■ **Written task**
Without the pictures, return all of the material exactly as written.

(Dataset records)
··········
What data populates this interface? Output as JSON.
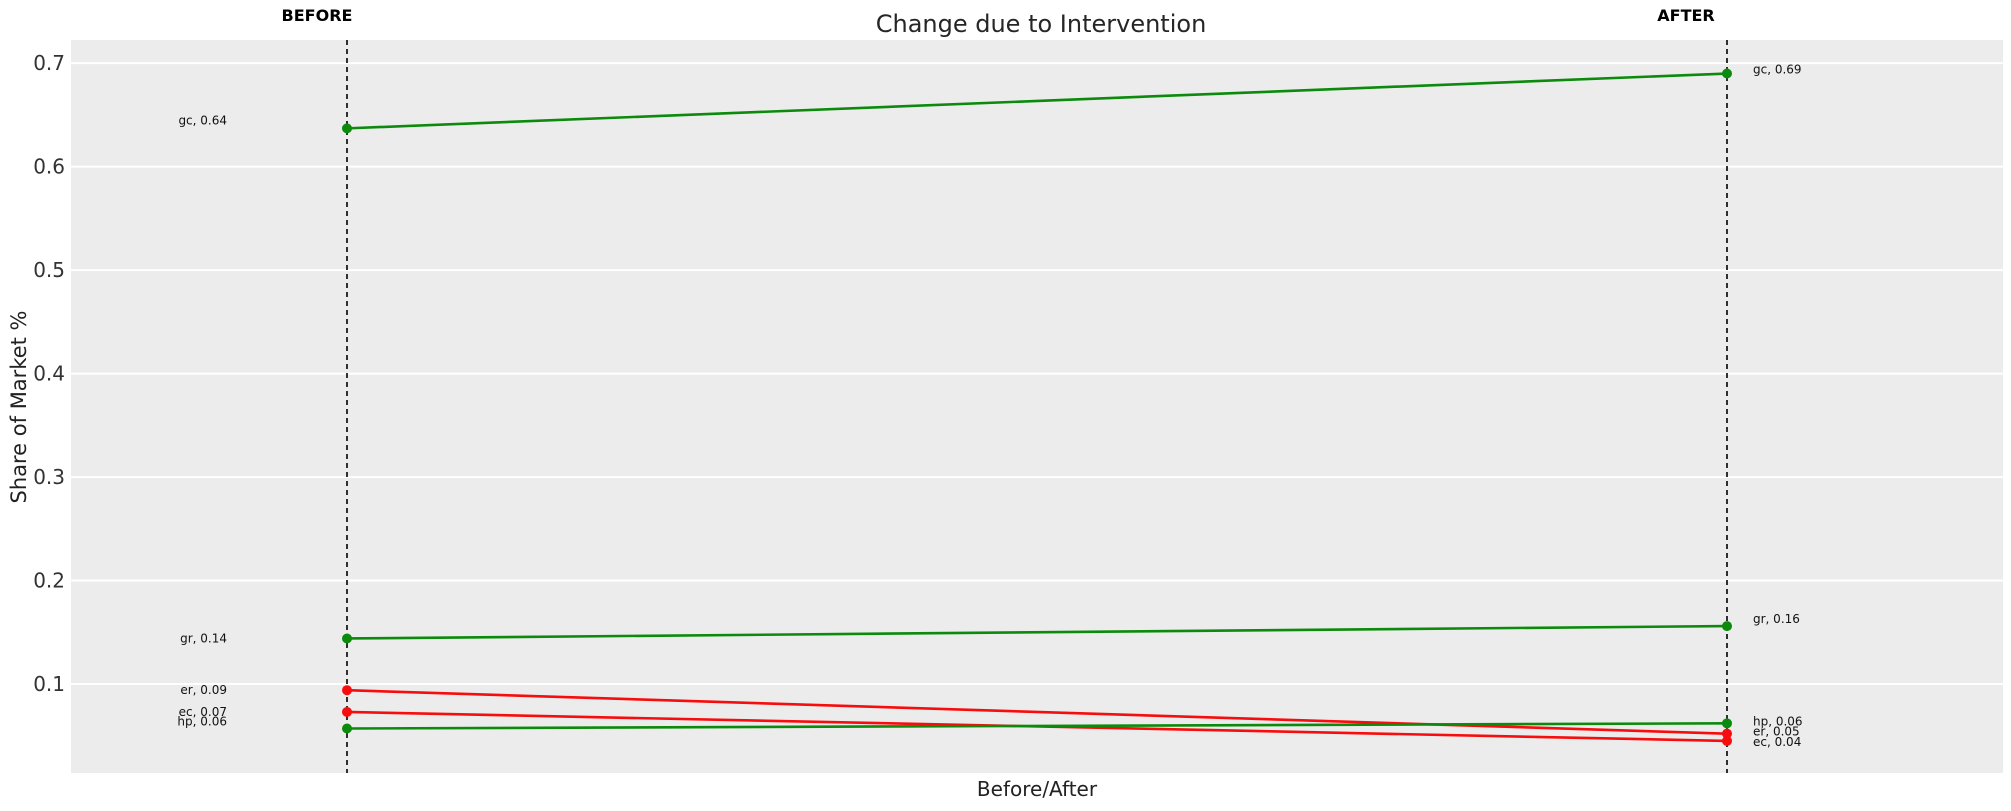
{
  "colors": {
    "increase": "#0b8a0b",
    "decrease": "#f70d0d",
    "plot_bg": "#ececec",
    "gridline": "#ffffff",
    "dashed_line": "#000000",
    "title_text": "#262626",
    "tick_text": "#333333",
    "data_label_text": "#111111"
  },
  "chart_data": {
    "type": "line",
    "subtype": "slope-chart",
    "title": "Change due to Intervention",
    "xlabel": "Before/After",
    "ylabel": "Share of Market %",
    "x_categories": [
      "BEFORE",
      "AFTER"
    ],
    "y_tick_values": [
      0.1,
      0.2,
      0.3,
      0.4,
      0.5,
      0.6,
      0.7
    ],
    "y_tick_labels": [
      "0.1",
      "0.2",
      "0.3",
      "0.4",
      "0.5",
      "0.6",
      "0.7"
    ],
    "ylim": [
      0.014,
      0.7224
    ],
    "grid": "horizontal-only",
    "legend": "none",
    "series": [
      {
        "name": "gc",
        "trend": "increase",
        "values": [
          0.637,
          0.69
        ],
        "point_labels": [
          "gc, 0.64",
          "gc, 0.69"
        ],
        "label_dy": [
          -8,
          -4
        ]
      },
      {
        "name": "gr",
        "trend": "increase",
        "values": [
          0.144,
          0.156
        ],
        "point_labels": [
          "gr, 0.14",
          "gr, 0.16"
        ],
        "label_dy": [
          0,
          -7
        ]
      },
      {
        "name": "er",
        "trend": "decrease",
        "values": [
          0.094,
          0.052
        ],
        "point_labels": [
          "er, 0.09",
          "er, 0.05"
        ],
        "label_dy": [
          0,
          -2
        ]
      },
      {
        "name": "ec",
        "trend": "decrease",
        "values": [
          0.073,
          0.045
        ],
        "point_labels": [
          "ec, 0.07",
          "ec, 0.04"
        ],
        "label_dy": [
          0,
          1
        ]
      },
      {
        "name": "hp",
        "trend": "increase",
        "values": [
          0.057,
          0.062
        ],
        "point_labels": [
          "hp, 0.06",
          "hp, 0.06"
        ],
        "label_dy": [
          -7,
          -2
        ]
      }
    ]
  }
}
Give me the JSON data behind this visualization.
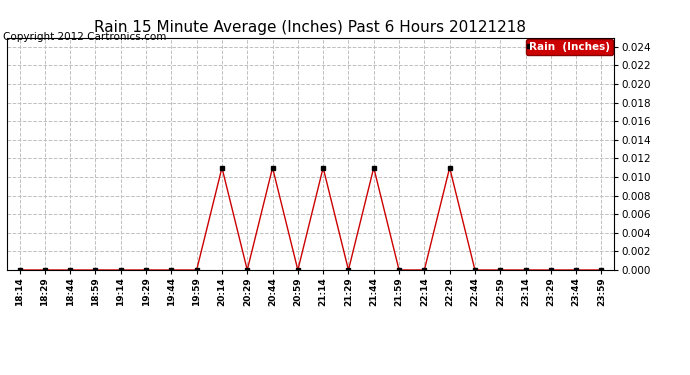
··········
■ **Response to this exercise**
What data populates this interface? Output as JSON.
{
  "colors": {
    "increase": "#0b8a0b",
    "decrease": "#f70d0d",
    "plot_bg": "#ececec",
    "gridline": "#ffffff",
    "dashed_line": "#000000",
    "title_text": "#262626",
    "tick_text": "#333333",
    "data_label_text": "#111111"
  },
  "chart_data": {
    "type": "line",
    "subtype": "slope-chart",
    "title": "Change due to Intervention",
    "xlabel": "Before/After",
    "ylabel": "Share of Market %",
    "x_categories": [
      "BEFORE",
      "AFTER"
    ],
    "y_tick_values": [
      0.1,
      0.2,
      0.3,
      0.4,
      0.5,
      0.6,
      0.7
    ],
    "y_tick_labels": [
      "0.1",
      "0.2",
      "0.3",
      "0.4",
      "0.5",
      "0.6",
      "0.7"
    ],
    "ylim": [
      0.014,
      0.7224
    ],
    "grid": "horizontal-only",
    "legend": "none",
    "series": [
      {
        "name": "gc",
        "trend": "increase",
        "values": [
          0.637,
          0.69
        ],
        "point_labels": [
          "gc, 0.64",
          "gc, 0.69"
        ],
        "label_dy": [
          -8,
          -4
        ]
      },
      {
        "name": "gr",
        "trend": "increase",
        "values": [
          0.144,
          0.156
        ],
        "point_labels": [
          "gr, 0.14",
          "gr, 0.16"
        ],
        "label_dy": [
          0,
          -7
        ]
      },
      {
        "name": "er",
        "trend": "decrease",
        "values": [
          0.094,
          0.052
        ],
        "point_labels": [
          "er, 0.09",
          "er, 0.05"
        ],
        "label_dy": [
          0,
          -2
        ]
      },
      {
        "name": "ec",
        "trend": "decrease",
        "values": [
          0.073,
          0.045
        ],
        "point_labels": [
          "ec, 0.07",
          "ec, 0.04"
        ],
        "label_dy": [
          0,
          1
        ]
      },
      {
        "name": "hp",
        "trend": "increase",
        "values": [
          0.057,
          0.062
        ],
        "point_labels": [
          "hp, 0.06",
          "hp, 0.06"
        ],
        "label_dy": [
          -7,
          -2
        ]
      }
    ]
  }
}
Give me the JSON data behind this visualization.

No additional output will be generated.